_Records shown:_
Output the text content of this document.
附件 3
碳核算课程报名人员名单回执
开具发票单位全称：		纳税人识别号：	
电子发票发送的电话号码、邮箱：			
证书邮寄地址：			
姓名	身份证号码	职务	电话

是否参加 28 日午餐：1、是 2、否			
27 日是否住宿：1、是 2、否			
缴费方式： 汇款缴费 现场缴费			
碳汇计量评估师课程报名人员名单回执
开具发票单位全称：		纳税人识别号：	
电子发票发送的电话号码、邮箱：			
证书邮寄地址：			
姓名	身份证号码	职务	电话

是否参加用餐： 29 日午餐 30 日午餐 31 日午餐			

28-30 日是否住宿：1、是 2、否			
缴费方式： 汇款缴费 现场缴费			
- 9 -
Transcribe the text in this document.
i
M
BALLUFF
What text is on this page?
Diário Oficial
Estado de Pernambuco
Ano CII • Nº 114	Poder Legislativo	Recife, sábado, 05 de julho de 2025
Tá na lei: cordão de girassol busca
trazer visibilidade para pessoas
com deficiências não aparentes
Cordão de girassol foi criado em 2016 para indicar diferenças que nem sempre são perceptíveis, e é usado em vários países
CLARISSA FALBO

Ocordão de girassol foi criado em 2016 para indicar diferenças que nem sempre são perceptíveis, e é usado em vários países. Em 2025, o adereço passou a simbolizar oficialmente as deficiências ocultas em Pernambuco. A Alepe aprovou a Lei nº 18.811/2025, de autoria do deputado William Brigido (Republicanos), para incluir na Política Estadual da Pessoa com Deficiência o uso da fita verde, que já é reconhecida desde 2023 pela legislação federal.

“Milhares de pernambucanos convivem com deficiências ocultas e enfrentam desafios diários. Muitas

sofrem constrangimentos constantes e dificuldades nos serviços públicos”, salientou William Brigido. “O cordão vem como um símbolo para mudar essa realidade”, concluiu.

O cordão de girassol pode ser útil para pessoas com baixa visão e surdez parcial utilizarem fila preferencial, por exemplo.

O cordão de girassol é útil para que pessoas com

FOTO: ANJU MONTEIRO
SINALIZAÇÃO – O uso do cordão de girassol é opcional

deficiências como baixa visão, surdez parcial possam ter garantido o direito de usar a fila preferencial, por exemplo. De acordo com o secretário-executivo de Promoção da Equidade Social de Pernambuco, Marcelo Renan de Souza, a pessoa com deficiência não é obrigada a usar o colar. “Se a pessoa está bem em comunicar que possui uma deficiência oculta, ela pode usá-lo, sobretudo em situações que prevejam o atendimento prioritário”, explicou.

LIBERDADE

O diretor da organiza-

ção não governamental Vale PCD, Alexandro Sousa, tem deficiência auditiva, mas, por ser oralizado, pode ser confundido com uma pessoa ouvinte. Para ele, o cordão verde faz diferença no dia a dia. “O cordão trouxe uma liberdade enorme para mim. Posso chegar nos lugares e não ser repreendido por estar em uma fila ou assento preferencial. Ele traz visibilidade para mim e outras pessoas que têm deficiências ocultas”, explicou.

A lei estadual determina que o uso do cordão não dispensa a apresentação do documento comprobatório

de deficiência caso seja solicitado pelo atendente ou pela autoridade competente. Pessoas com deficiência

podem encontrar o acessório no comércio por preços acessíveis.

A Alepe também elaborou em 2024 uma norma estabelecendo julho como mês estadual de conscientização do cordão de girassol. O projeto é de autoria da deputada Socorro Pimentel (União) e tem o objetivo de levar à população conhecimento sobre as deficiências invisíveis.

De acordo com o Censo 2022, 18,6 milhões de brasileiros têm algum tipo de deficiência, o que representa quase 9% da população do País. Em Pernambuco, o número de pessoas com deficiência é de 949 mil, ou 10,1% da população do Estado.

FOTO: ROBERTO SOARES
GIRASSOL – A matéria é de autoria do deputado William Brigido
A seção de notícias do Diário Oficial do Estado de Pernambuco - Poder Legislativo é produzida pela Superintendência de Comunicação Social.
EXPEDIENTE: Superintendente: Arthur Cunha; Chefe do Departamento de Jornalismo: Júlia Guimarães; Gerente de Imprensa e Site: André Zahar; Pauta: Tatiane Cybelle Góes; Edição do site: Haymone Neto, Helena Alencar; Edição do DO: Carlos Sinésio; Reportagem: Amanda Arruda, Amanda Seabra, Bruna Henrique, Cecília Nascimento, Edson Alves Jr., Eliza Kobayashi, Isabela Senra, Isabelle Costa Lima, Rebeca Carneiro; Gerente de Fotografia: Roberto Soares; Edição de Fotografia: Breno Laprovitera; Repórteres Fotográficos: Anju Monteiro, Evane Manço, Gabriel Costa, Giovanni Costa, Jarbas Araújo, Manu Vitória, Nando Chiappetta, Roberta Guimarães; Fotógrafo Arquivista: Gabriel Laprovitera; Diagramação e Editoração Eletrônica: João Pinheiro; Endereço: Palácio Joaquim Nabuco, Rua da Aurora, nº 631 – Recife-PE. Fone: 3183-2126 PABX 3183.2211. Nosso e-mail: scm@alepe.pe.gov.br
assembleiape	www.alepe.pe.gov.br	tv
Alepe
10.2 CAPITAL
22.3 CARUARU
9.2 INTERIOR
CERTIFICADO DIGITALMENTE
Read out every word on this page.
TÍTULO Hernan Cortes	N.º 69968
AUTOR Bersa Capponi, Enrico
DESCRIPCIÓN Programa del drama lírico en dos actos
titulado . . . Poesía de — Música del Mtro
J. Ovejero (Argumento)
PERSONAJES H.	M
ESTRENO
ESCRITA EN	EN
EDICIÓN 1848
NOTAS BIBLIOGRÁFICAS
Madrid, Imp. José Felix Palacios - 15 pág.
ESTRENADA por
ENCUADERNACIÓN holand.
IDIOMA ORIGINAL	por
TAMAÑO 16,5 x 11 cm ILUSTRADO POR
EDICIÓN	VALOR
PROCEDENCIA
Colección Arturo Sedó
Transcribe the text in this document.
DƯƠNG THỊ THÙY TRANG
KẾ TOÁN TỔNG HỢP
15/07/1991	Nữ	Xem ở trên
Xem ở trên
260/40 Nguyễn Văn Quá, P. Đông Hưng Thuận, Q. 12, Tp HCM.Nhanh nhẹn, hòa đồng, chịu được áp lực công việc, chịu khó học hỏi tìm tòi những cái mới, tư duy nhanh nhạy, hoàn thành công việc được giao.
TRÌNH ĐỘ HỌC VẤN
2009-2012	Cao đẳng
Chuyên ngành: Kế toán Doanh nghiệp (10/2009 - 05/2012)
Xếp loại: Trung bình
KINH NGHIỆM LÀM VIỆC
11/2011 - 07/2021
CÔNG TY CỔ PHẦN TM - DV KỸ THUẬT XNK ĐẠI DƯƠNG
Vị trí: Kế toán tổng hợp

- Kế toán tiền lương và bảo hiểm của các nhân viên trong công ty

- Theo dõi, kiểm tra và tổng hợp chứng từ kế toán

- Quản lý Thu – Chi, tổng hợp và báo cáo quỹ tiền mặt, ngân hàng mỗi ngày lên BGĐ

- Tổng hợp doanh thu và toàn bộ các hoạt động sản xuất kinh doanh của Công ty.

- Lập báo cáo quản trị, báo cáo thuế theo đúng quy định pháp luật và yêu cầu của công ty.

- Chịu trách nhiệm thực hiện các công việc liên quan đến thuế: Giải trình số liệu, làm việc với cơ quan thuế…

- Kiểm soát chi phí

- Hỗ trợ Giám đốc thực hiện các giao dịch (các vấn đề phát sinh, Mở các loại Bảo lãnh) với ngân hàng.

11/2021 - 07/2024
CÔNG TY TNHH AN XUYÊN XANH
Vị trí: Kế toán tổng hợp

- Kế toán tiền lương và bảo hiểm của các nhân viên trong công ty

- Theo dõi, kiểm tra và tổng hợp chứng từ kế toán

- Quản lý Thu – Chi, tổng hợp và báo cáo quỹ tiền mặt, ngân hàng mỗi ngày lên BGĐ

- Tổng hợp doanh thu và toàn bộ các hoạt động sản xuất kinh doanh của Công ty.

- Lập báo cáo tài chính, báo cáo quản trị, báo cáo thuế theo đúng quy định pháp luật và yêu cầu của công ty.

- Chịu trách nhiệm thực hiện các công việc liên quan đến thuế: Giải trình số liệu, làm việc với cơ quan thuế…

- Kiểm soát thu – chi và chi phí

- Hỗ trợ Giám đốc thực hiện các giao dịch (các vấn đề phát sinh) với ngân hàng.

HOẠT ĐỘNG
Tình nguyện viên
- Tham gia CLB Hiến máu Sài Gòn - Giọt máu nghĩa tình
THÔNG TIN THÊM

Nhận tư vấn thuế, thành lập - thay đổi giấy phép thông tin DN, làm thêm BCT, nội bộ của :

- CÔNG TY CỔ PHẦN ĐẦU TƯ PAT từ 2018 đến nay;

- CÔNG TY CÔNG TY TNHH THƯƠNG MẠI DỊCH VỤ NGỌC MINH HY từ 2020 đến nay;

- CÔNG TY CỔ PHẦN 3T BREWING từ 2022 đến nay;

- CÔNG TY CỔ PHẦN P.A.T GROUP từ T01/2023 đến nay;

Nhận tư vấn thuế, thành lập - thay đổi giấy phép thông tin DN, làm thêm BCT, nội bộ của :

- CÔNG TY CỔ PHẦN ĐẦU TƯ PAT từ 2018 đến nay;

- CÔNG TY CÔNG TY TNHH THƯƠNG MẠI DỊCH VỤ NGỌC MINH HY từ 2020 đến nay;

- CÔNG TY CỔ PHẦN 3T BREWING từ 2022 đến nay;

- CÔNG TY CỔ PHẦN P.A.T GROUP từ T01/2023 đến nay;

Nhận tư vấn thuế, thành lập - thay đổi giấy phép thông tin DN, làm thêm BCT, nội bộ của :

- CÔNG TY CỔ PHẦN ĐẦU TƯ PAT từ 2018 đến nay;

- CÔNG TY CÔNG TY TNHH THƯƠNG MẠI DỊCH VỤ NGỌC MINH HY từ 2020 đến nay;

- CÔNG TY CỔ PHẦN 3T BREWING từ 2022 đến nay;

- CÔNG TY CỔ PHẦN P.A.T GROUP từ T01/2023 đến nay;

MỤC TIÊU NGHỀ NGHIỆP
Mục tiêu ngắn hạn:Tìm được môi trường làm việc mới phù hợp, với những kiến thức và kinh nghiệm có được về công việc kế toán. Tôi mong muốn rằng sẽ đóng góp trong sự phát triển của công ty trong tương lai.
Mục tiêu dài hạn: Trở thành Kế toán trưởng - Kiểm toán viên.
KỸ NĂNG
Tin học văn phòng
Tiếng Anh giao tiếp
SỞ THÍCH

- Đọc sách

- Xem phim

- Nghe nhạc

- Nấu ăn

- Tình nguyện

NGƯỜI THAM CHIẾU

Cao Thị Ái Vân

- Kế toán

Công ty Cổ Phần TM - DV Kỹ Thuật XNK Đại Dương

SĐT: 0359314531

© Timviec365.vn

_Work instructions:_
All lines above with "thực" in them should be returned.

_Final result:_
- Chịu trách nhiệm thực hiện các công việc liên quan đến thuế: Giải trình số liệu, làm việc với cơ quan thuế…
- Hỗ trợ Giám đốc thực hiện các giao dịch (các vấn đề phát sinh, Mở các loại Bảo lãnh) với ngân hàng.
- Chịu trách nhiệm thực hiện các công việc liên quan đến thuế: Giải trình số liệu, làm việc với cơ quan thuế…
- Hỗ trợ Giám đốc thực hiện các giao dịch (các vấn đề phát sinh) với ngân hàng.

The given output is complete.